### Data:
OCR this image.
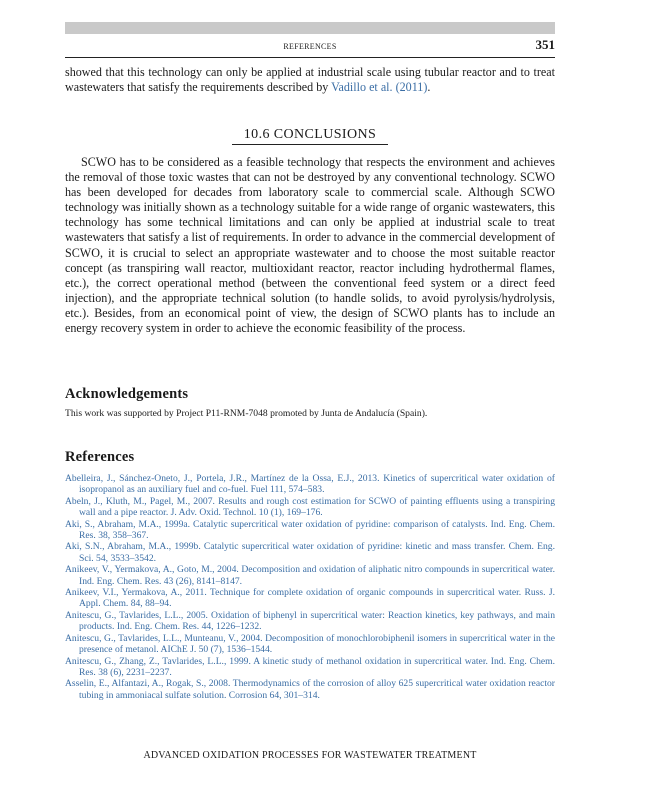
REFERENCES	351
showed that this technology can only be applied at industrial scale using tubular reactor and to treat wastewaters that satisfy the requirements described by Vadillo et al. (2011).
10.6 CONCLUSIONS
SCWO has to be considered as a feasible technology that respects the environment and achieves the removal of those toxic wastes that can not be destroyed by any conventional technology. SCWO has been developed for decades from laboratory scale to commercial scale. Although SCWO technology was initially shown as a technology suitable for a wide range of organic wastewaters, this technology has some technical limitations and can only be applied at industrial scale to treat wastewaters that satisfy a list of requirements. In order to advance in the commercial development of SCWO, it is crucial to select an appropriate wastewater and to choose the most suitable reactor concept (as transpiring wall reactor, multioxidant reactor, reactor including hydrothermal flames, etc.), the correct operational method (between the conventional feed system or a direct feed injection), and the appropriate technical solution (to handle solids, to avoid pyrolysis/hydrolysis, etc.). Besides, from an economical point of view, the design of SCWO plants has to include an energy recovery system in order to achieve the economic feasibility of the process.
Acknowledgements
This work was supported by Project P11-RNM-7048 promoted by Junta de Andalucía (Spain).
References

Abelleira, J., Sánchez-Oneto, J., Portela, J.R., Martínez de la Ossa, E.J., 2013. Kinetics of supercritical water oxidation of isopropanol as an auxiliary fuel and co-fuel. Fuel 111, 574–583.

Abeln, J., Kluth, M., Pagel, M., 2007. Results and rough cost estimation for SCWO of painting effluents using a transpiring wall and a pipe reactor. J. Adv. Oxid. Technol. 10 (1), 169–176.

Aki, S., Abraham, M.A., 1999a. Catalytic supercritical water oxidation of pyridine: comparison of catalysts. Ind. Eng. Chem. Res. 38, 358–367.

Aki, S.N., Abraham, M.A., 1999b. Catalytic supercritical water oxidation of pyridine: kinetic and mass transfer. Chem. Eng. Sci. 54, 3533–3542.

Anikeev, V., Yermakova, A., Goto, M., 2004. Decomposition and oxidation of aliphatic nitro compounds in supercritical water. Ind. Eng. Chem. Res. 43 (26), 8141–8147.

Anikeev, V.I., Yermakova, A., 2011. Technique for complete oxidation of organic compounds in supercritical water. Russ. J. Appl. Chem. 84, 88–94.

Anitescu, G., Tavlarides, L.L., 2005. Oxidation of biphenyl in supercritical water: Reaction kinetics, key pathways, and main products. Ind. Eng. Chem. Res. 44, 1226–1232.

Anitescu, G., Tavlarides, L.L., Munteanu, V., 2004. Decomposition of monochlorobiphenil isomers in supercritical water in the presence of metanol. AIChE J. 50 (7), 1536–1544.

Anitescu, G., Zhang, Z., Tavlarides, L.L., 1999. A kinetic study of methanol oxidation in supercritical water. Ind. Eng. Chem. Res. 38 (6), 2231–2237.

Asselin, E., Alfantazi, A., Rogak, S., 2008. Thermodynamics of the corrosion of alloy 625 supercritical water oxidation reactor tubing in ammoniacal sulfate solution. Corrosion 64, 301–314.

ADVANCED OXIDATION PROCESSES FOR WASTEWATER TREATMENT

### Do this:
From the data above, copy each line where the string "pyridine" appears.

### Problem solution:
Aki, S., Abraham, M.A., 1999a. Catalytic supercritical water oxidation of pyridine: comparison of catalysts. Ind. Eng. Chem. Res. 38, 358–367.
Aki, S.N., Abraham, M.A., 1999b. Catalytic supercritical water oxidation of pyridine: kinetic and mass transfer. Chem. Eng. Sci. 54, 3533–3542.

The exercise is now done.